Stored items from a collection
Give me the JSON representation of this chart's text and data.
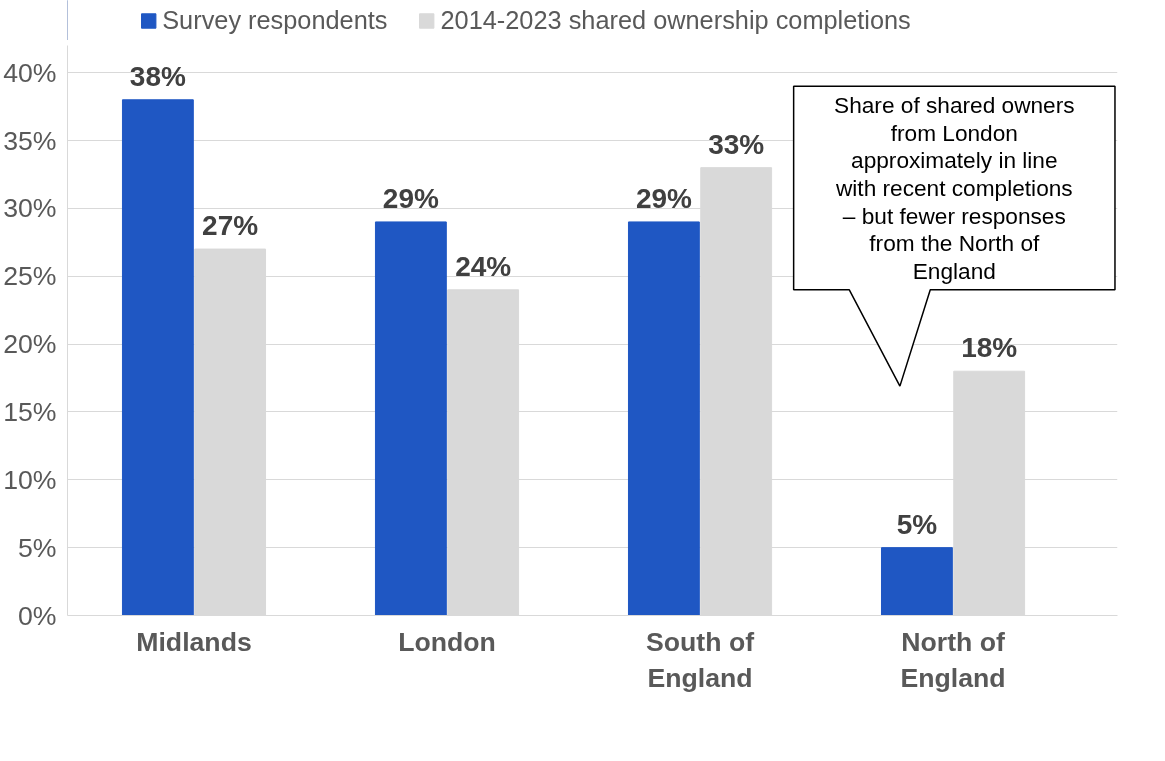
{
  "chart_data": {
    "type": "bar",
    "categories": [
      "Midlands",
      "London",
      "South of England",
      "North of England"
    ],
    "series": [
      {
        "name": "Survey respondents",
        "color": "#1f57c3",
        "values": [
          38,
          29,
          29,
          5
        ],
        "value_labels": [
          "38%",
          "29%",
          "29%",
          "5%"
        ]
      },
      {
        "name": "2014-2023 shared ownership completions",
        "color": "#d9d9d9",
        "values": [
          27,
          24,
          33,
          18
        ],
        "value_labels": [
          "27%",
          "24%",
          "33%",
          "18%"
        ]
      }
    ],
    "ylim": [
      0,
      42
    ],
    "yticks": [
      {
        "value": 0,
        "label": "0%"
      },
      {
        "value": 5,
        "label": "5%"
      },
      {
        "value": 10,
        "label": "10%"
      },
      {
        "value": 15,
        "label": "15%"
      },
      {
        "value": 20,
        "label": "20%"
      },
      {
        "value": 25,
        "label": "25%"
      },
      {
        "value": 30,
        "label": "30%"
      },
      {
        "value": 35,
        "label": "35%"
      },
      {
        "value": 40,
        "label": "40%"
      }
    ],
    "grid": "y",
    "legend": "top",
    "annotations": [
      "Share of shared owners from London approximately in line with recent completions – but fewer responses from the North of England"
    ]
  }
}
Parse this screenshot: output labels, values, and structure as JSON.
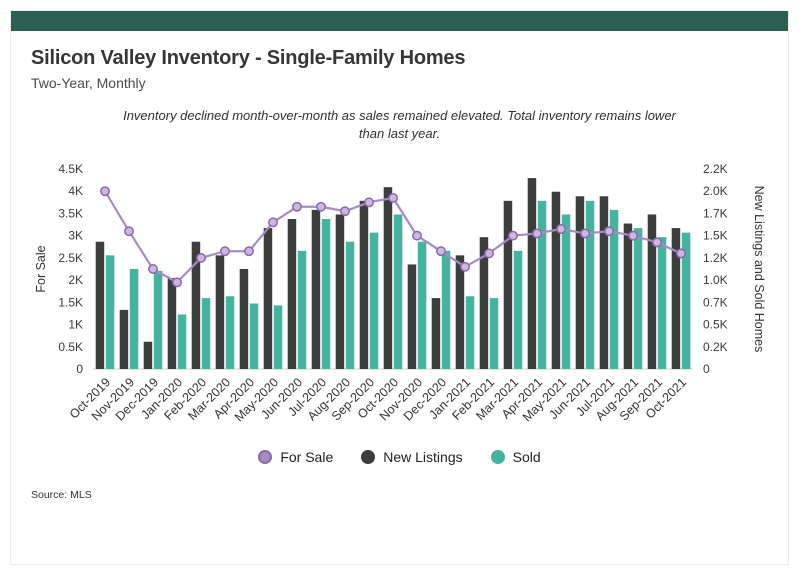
{
  "header": {
    "title": "Silicon Valley Inventory - Single-Family Homes",
    "subtitle": "Two-Year, Monthly",
    "annotation_line1": "Inventory declined month-over-month as sales remained elevated. Total inventory remains lower",
    "annotation_line2": "than last year."
  },
  "footer": {
    "source": "Source:  MLS"
  },
  "colors": {
    "accent_bar": "#2c5f53",
    "for_sale_line": "#a78bc4",
    "for_sale_marker_fill": "#cbb7e0",
    "for_sale_marker_stroke": "#8a68ab",
    "new_listings": "#3d3d3d",
    "sold": "#45b49e",
    "axis_text": "#3a3a3a",
    "baseline": "#cccccc"
  },
  "chart_data": {
    "type": "bar",
    "subtype": "combo-bar-line",
    "title": "Silicon Valley Inventory - Single-Family Homes",
    "categories": [
      "Oct-2019",
      "Nov-2019",
      "Dec-2019",
      "Jan-2020",
      "Feb-2020",
      "Mar-2020",
      "Apr-2020",
      "May-2020",
      "Jun-2020",
      "Jul-2020",
      "Aug-2020",
      "Sep-2020",
      "Oct-2020",
      "Nov-2020",
      "Dec-2020",
      "Jan-2021",
      "Feb-2021",
      "Mar-2021",
      "Apr-2021",
      "May-2021",
      "Jun-2021",
      "Jul-2021",
      "Aug-2021",
      "Sep-2021",
      "Oct-2021"
    ],
    "series": [
      {
        "name": "For Sale",
        "type": "line",
        "axis": "left",
        "values": [
          4000,
          3100,
          2250,
          1950,
          2500,
          2650,
          2650,
          3300,
          3650,
          3650,
          3550,
          3750,
          3850,
          3000,
          2650,
          2300,
          2600,
          3000,
          3050,
          3150,
          3050,
          3100,
          3000,
          2850,
          2600
        ]
      },
      {
        "name": "New Listings",
        "type": "bar",
        "axis": "right",
        "values": [
          1400,
          650,
          300,
          1000,
          1400,
          1250,
          1100,
          1550,
          1650,
          1750,
          1700,
          1850,
          2000,
          1150,
          780,
          1250,
          1450,
          1850,
          2100,
          1950,
          1900,
          1900,
          1600,
          1700,
          1550
        ]
      },
      {
        "name": "Sold",
        "type": "bar",
        "axis": "right",
        "values": [
          1250,
          1100,
          1080,
          600,
          780,
          800,
          720,
          700,
          1300,
          1650,
          1400,
          1500,
          1700,
          1400,
          1300,
          800,
          780,
          1300,
          1850,
          1700,
          1850,
          1750,
          1550,
          1450,
          1500
        ]
      }
    ],
    "left_axis": {
      "label": "For Sale",
      "max": 4500,
      "ticks": [
        "0",
        "0.5K",
        "1K",
        "1.5K",
        "2K",
        "2.5K",
        "3K",
        "3.5K",
        "4K",
        "4.5K"
      ]
    },
    "right_axis": {
      "label": "New Listings and Sold Homes",
      "max": 2200,
      "ticks": [
        "0",
        "0.2K",
        "0.5K",
        "0.7K",
        "1.0K",
        "1.2K",
        "1.5K",
        "1.7K",
        "2.0K",
        "2.2K"
      ]
    },
    "grid": false,
    "legend_position": "bottom"
  }
}
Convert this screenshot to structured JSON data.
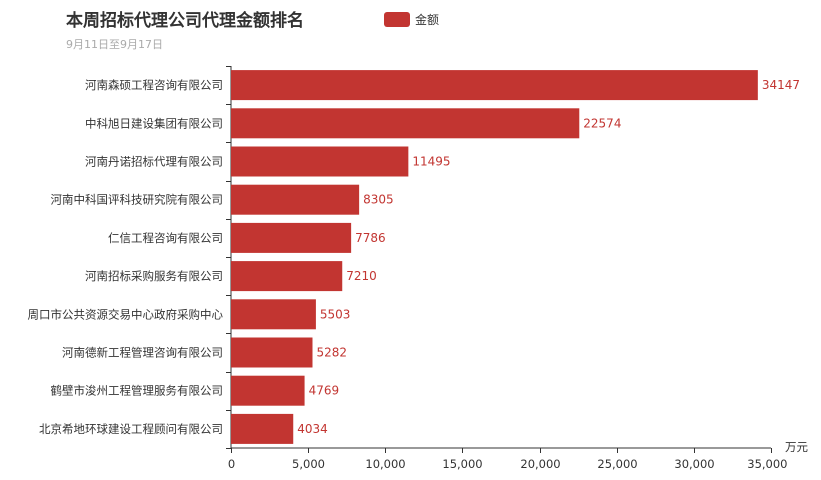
{
  "chart_data": {
    "type": "bar",
    "orientation": "horizontal",
    "title": "本周招标代理公司代理金额排名",
    "subtitle": "9月11日至9月17日",
    "legend": {
      "label": "金额",
      "position": "top"
    },
    "xlabel": "万元",
    "xlim": [
      0,
      35000
    ],
    "xticks": [
      0,
      5000,
      10000,
      15000,
      20000,
      25000,
      30000,
      35000
    ],
    "xtick_labels": [
      "0",
      "5,000",
      "10,000",
      "15,000",
      "20,000",
      "25,000",
      "30,000",
      "35,000"
    ],
    "grid": false,
    "color": "#c23531",
    "categories": [
      "河南森硕工程咨询有限公司",
      "中科旭日建设集团有限公司",
      "河南丹诺招标代理有限公司",
      "河南中科国评科技研究院有限公司",
      "仁信工程咨询有限公司",
      "河南招标采购服务有限公司",
      "周口市公共资源交易中心政府采购中心",
      "河南德新工程管理咨询有限公司",
      "鹤壁市浚州工程管理服务有限公司",
      "北京希地环球建设工程顾问有限公司"
    ],
    "values": [
      34147,
      22574,
      11495,
      8305,
      7786,
      7210,
      5503,
      5282,
      4769,
      4034
    ],
    "value_labels": [
      "34147",
      "22574",
      "11495",
      "8305",
      "7786",
      "7210",
      "5503",
      "5282",
      "4769",
      "4034"
    ]
  }
}
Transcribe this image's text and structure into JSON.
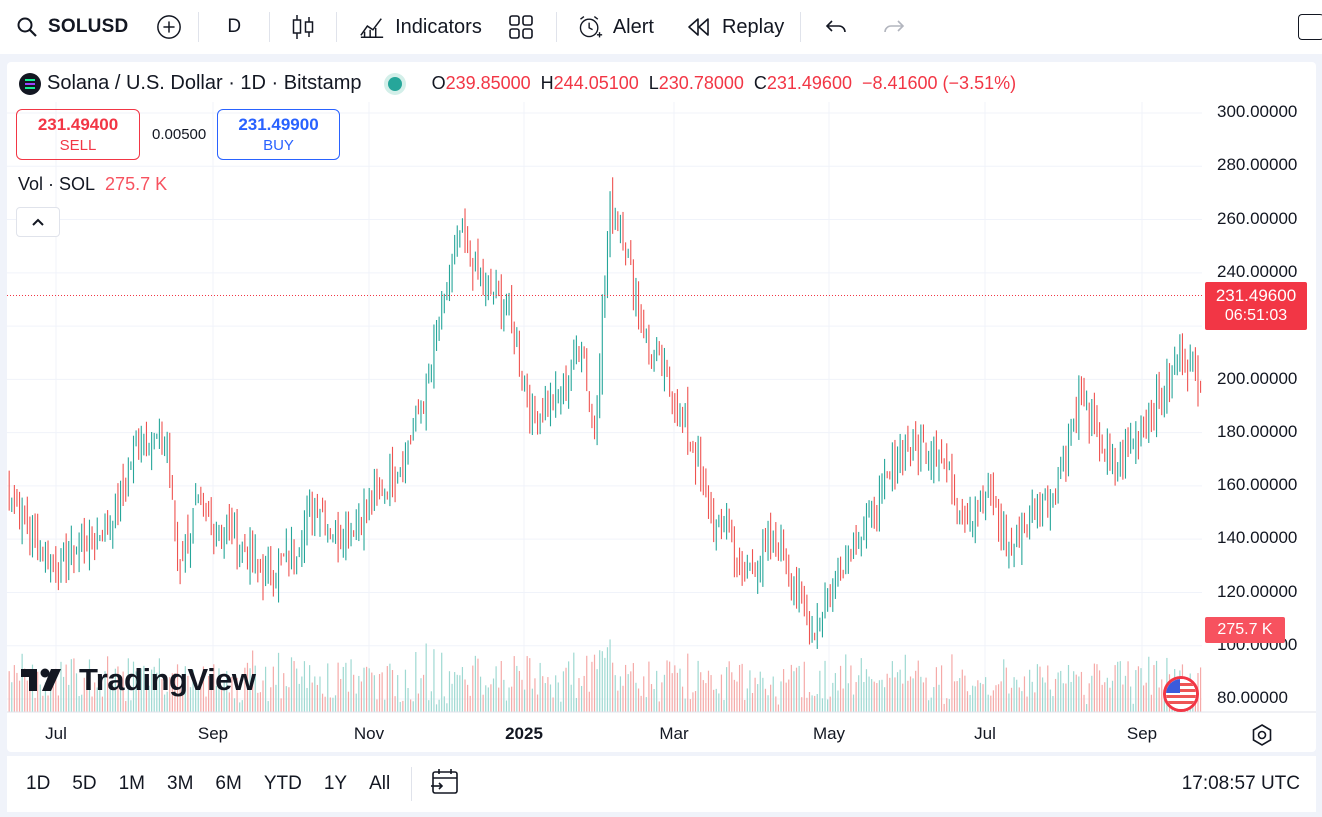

- _Task goal_:
Gather each line of the listing containing the word "subtitle" and show it.

- _Result of this exercise_:
    "subtitle": "Two-Year, Monthly",
    "subtitle": "9月11日至9月17日",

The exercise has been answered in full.